PROVIDED INFORMATION start

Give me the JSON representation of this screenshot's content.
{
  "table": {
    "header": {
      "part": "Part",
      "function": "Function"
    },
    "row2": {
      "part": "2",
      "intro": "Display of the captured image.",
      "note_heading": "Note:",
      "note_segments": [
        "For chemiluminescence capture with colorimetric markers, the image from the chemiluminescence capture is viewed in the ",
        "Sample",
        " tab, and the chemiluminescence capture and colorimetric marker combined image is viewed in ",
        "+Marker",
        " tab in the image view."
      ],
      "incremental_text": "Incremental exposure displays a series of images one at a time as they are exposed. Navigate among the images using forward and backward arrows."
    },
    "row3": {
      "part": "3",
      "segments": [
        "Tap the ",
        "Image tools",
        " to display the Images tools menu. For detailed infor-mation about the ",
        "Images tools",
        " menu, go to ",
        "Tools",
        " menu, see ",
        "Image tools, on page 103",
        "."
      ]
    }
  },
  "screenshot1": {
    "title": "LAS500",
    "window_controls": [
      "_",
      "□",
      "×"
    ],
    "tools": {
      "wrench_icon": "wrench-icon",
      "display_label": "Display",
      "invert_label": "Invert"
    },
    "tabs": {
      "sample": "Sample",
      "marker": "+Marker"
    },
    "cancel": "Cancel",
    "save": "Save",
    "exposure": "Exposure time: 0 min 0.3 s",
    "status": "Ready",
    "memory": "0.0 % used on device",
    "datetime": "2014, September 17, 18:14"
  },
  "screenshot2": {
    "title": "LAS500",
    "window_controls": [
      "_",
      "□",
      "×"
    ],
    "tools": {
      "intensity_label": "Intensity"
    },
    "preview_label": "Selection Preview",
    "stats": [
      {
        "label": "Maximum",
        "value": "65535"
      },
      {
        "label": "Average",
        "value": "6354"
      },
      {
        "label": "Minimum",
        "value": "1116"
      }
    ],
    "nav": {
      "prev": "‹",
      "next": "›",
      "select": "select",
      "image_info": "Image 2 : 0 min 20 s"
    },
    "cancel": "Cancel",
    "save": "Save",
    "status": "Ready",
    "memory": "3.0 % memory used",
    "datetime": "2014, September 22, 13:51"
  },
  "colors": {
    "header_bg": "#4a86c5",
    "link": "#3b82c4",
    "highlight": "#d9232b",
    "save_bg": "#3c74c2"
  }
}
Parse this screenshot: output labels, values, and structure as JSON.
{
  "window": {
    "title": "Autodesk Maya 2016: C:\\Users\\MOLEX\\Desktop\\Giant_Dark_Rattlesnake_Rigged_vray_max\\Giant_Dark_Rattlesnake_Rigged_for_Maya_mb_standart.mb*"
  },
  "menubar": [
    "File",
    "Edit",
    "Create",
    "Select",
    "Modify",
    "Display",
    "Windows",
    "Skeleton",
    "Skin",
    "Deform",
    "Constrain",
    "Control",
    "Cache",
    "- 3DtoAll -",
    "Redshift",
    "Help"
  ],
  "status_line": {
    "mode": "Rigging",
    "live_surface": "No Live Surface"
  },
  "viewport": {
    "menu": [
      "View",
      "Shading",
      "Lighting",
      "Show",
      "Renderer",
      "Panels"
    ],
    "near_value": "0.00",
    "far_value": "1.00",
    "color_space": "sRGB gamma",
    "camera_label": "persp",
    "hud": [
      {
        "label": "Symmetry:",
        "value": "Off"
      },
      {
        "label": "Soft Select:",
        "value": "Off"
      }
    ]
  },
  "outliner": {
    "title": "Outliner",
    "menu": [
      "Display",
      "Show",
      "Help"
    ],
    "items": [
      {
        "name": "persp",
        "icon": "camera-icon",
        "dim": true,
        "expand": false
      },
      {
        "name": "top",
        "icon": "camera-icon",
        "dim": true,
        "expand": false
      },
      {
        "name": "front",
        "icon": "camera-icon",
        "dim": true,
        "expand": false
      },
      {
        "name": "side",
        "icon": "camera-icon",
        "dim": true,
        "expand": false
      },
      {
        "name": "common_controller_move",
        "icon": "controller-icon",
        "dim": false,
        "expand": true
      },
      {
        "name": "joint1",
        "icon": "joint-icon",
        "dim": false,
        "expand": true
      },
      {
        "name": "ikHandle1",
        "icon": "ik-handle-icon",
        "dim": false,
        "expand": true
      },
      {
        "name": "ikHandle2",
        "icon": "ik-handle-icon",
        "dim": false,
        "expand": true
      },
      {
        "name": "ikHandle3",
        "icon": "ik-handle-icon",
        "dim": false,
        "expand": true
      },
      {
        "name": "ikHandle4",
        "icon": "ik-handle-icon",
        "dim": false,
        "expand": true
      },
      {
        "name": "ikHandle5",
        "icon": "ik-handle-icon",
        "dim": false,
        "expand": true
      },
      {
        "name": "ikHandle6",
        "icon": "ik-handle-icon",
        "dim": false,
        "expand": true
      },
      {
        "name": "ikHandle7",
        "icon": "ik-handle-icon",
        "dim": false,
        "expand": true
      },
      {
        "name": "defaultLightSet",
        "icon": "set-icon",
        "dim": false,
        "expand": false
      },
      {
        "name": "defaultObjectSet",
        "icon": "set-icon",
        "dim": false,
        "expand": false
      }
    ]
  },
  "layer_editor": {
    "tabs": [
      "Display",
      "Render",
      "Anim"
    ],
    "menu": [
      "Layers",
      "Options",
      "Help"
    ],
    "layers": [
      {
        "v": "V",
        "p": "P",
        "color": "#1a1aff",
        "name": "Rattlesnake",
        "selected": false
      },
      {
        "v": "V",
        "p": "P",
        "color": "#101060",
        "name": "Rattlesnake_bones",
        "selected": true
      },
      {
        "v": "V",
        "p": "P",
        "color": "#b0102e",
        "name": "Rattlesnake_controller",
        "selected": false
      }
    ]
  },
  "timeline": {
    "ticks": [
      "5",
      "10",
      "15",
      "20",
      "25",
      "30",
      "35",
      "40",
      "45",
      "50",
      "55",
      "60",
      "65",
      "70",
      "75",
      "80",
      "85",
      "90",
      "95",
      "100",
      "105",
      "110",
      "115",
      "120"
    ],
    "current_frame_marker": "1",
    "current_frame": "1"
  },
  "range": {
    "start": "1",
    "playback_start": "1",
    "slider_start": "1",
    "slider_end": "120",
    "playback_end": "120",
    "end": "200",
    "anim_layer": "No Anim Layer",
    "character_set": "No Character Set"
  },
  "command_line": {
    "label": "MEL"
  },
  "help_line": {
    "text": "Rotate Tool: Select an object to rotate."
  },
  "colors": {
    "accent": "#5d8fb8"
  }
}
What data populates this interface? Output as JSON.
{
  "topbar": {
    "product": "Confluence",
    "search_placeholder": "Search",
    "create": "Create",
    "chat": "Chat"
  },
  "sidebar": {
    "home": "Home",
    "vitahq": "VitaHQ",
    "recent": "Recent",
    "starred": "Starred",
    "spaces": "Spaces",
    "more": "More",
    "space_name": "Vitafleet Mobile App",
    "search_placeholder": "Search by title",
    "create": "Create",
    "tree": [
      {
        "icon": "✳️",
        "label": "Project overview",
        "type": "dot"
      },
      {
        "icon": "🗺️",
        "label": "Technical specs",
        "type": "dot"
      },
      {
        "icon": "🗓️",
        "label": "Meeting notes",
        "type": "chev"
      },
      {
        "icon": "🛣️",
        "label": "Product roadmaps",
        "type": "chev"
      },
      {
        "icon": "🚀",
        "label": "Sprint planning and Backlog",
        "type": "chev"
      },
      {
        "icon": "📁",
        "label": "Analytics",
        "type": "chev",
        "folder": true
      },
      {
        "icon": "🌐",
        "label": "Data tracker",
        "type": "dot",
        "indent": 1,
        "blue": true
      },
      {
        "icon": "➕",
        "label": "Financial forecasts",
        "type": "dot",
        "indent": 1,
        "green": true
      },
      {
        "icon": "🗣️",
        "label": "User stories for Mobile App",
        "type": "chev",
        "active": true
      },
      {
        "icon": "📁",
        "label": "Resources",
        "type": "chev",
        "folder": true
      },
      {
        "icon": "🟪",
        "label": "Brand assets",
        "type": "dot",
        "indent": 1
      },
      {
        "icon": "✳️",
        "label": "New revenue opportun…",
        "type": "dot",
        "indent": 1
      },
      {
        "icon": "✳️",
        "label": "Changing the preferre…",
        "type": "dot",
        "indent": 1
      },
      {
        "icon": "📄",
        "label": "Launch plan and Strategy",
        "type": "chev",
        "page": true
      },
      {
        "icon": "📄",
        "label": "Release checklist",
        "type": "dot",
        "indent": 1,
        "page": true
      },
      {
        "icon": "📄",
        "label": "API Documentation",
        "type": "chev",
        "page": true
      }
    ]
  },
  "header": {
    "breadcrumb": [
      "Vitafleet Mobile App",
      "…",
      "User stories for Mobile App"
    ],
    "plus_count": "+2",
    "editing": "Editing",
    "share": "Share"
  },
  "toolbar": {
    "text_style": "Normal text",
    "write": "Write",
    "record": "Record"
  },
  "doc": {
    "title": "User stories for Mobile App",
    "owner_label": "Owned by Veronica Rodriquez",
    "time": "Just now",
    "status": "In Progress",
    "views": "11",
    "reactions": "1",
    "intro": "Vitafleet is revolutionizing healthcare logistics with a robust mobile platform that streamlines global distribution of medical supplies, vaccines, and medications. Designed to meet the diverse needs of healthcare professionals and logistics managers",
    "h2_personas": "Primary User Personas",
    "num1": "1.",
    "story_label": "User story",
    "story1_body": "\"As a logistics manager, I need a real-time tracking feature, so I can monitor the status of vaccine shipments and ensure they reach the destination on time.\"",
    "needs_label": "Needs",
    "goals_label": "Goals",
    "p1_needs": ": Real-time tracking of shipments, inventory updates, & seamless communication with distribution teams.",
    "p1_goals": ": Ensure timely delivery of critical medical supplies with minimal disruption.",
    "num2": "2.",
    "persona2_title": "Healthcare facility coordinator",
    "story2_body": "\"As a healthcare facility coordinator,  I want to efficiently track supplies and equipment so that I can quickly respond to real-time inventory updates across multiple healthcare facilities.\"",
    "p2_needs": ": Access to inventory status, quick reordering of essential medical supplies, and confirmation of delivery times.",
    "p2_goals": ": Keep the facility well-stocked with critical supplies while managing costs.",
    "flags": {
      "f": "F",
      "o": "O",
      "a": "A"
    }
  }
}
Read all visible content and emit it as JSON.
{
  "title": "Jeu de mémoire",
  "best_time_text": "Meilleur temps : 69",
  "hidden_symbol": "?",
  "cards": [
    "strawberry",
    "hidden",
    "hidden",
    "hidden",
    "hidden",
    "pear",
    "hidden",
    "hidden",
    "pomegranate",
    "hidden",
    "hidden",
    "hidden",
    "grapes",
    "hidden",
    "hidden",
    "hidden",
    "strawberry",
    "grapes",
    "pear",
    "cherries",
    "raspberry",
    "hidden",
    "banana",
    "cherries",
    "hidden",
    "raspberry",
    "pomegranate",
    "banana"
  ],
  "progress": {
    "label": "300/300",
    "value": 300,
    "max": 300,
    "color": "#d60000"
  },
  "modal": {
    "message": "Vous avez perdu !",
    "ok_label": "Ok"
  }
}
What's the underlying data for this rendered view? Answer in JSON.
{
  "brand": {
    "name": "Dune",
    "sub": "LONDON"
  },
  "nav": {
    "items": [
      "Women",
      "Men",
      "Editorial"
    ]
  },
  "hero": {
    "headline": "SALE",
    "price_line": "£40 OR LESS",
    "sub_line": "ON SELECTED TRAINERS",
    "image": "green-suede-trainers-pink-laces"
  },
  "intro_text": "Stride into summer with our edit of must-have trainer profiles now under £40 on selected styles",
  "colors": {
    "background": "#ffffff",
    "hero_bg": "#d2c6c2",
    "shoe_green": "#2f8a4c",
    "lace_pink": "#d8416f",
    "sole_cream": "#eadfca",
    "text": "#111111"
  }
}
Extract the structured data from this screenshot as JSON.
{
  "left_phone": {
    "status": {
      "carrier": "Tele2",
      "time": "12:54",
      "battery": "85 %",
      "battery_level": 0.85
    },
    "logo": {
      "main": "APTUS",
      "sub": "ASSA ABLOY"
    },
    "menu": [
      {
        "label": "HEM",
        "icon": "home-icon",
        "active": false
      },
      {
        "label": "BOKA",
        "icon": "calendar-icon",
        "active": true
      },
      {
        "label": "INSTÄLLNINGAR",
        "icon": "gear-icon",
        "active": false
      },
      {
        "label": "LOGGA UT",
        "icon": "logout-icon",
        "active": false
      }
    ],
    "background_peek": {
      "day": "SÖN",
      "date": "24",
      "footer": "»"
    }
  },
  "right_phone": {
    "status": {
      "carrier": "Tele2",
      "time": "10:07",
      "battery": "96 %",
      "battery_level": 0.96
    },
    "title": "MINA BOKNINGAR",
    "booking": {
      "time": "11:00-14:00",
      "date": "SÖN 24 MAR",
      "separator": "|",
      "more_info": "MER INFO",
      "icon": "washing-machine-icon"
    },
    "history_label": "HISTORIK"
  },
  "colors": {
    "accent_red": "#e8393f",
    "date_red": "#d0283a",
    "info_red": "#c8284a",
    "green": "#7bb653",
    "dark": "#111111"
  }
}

PROVIDED INFORMATION end

Only the number is needed: state how many lines in the listing contain "from".

THE REPLY
2